Records from a data collection
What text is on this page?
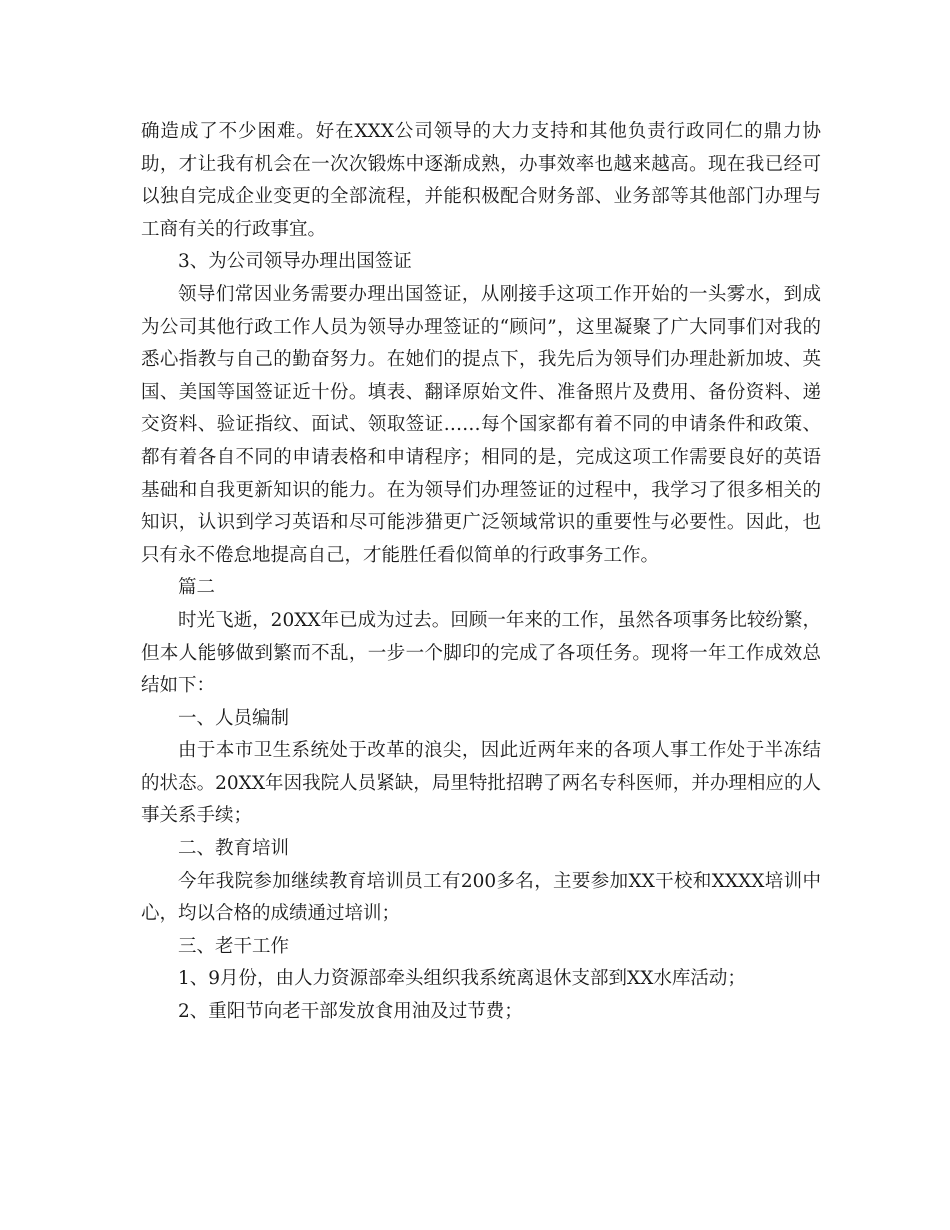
确造成了不少困难。好在XXX公司领导的大力支持和其他负责行政同仁的鼎力协助，才让我有机会在一次次锻炼中逐渐成熟，办事效率也越来越高。现在我已经可以独自完成企业变更的全部流程，并能积极配合财务部、业务部等其他部门办理与工商有关的行政事宜。

3、为公司领导办理出国签证

领导们常因业务需要办理出国签证，从刚接手这项工作开始的一头雾水，到成为公司其他行政工作人员为领导办理签证的“顾问”，这里凝聚了广大同事们对我的悉心指教与自己的勤奋努力。在她们的提点下，我先后为领导们办理赴新加坡、英国、美国等国签证近十份。填表、翻译原始文件、准备照片及费用、备份资料、递交资料、验证指纹、面试、领取签证……每个国家都有着不同的申请条件和政策、都有着各自不同的申请表格和申请程序；相同的是，完成这项工作需要良好的英语基础和自我更新知识的能力。在为领导们办理签证的过程中，我学习了很多相关的知识，认识到学习英语和尽可能涉猎更广泛领域常识的重要性与必要性。因此，也只有永不倦怠地提高自己，才能胜任看似简单的行政事务工作。

篇二

时光飞逝，20XX年已成为过去。回顾一年来的工作，虽然各项事务比较纷繁，但本人能够做到繁而不乱，一步一个脚印的完成了各项任务。现将一年工作成效总结如下：

一、人员编制

由于本市卫生系统处于改革的浪尖，因此近两年来的各项人事工作处于半冻结的状态。20XX年因我院人员紧缺，局里特批招聘了两名专科医师，并办理相应的人事关系手续；

二、教育培训

今年我院参加继续教育培训员工有200多名，主要参加XX干校和XXXX培训中心，均以合格的成绩通过培训；

三、老干工作

1、9月份，由人力资源部牵头组织我系统离退休支部到XX水库活动；

2、重阳节向老干部发放食用油及过节费；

_EXERCISE AIM_: Every line of text is to be repeated exactly; pictures are left out.

_TASK RESPONSE_:
What text is on this page?
确造成了不少困难。好在XXX公司领导的大力支持和其他负责行政同仁的鼎力协助，才让我有机会在一次次锻炼中逐渐成熟，办事效率也越来越高。现在我已经可以独自完成企业变更的全部流程，并能积极配合财务部、业务部等其他部门办理与工商有关的行政事宜。

3、为公司领导办理出国签证

领导们常因业务需要办理出国签证，从刚接手这项工作开始的一头雾水，到成为公司其他行政工作人员为领导办理签证的“顾问”，这里凝聚了广大同事们对我的悉心指教与自己的勤奋努力。在她们的提点下，我先后为领导们办理赴新加坡、英国、美国等国签证近十份。填表、翻译原始文件、准备照片及费用、备份资料、递交资料、验证指纹、面试、领取签证……每个国家都有着不同的申请条件和政策、都有着各自不同的申请表格和申请程序；相同的是，完成这项工作需要良好的英语基础和自我更新知识的能力。在为领导们办理签证的过程中，我学习了很多相关的知识，认识到学习英语和尽可能涉猎更广泛领域常识的重要性与必要性。因此，也只有永不倦怠地提高自己，才能胜任看似简单的行政事务工作。

篇二

时光飞逝，20XX年已成为过去。回顾一年来的工作，虽然各项事务比较纷繁，但本人能够做到繁而不乱，一步一个脚印的完成了各项任务。现将一年工作成效总结如下：

一、人员编制

由于本市卫生系统处于改革的浪尖，因此近两年来的各项人事工作处于半冻结的状态。20XX年因我院人员紧缺，局里特批招聘了两名专科医师，并办理相应的人事关系手续；

二、教育培训

今年我院参加继续教育培训员工有200多名，主要参加XX干校和XXXX培训中心，均以合格的成绩通过培训；

三、老干工作

1、9月份，由人力资源部牵头组织我系统离退休支部到XX水库活动；

2、重阳节向老干部发放食用油及过节费；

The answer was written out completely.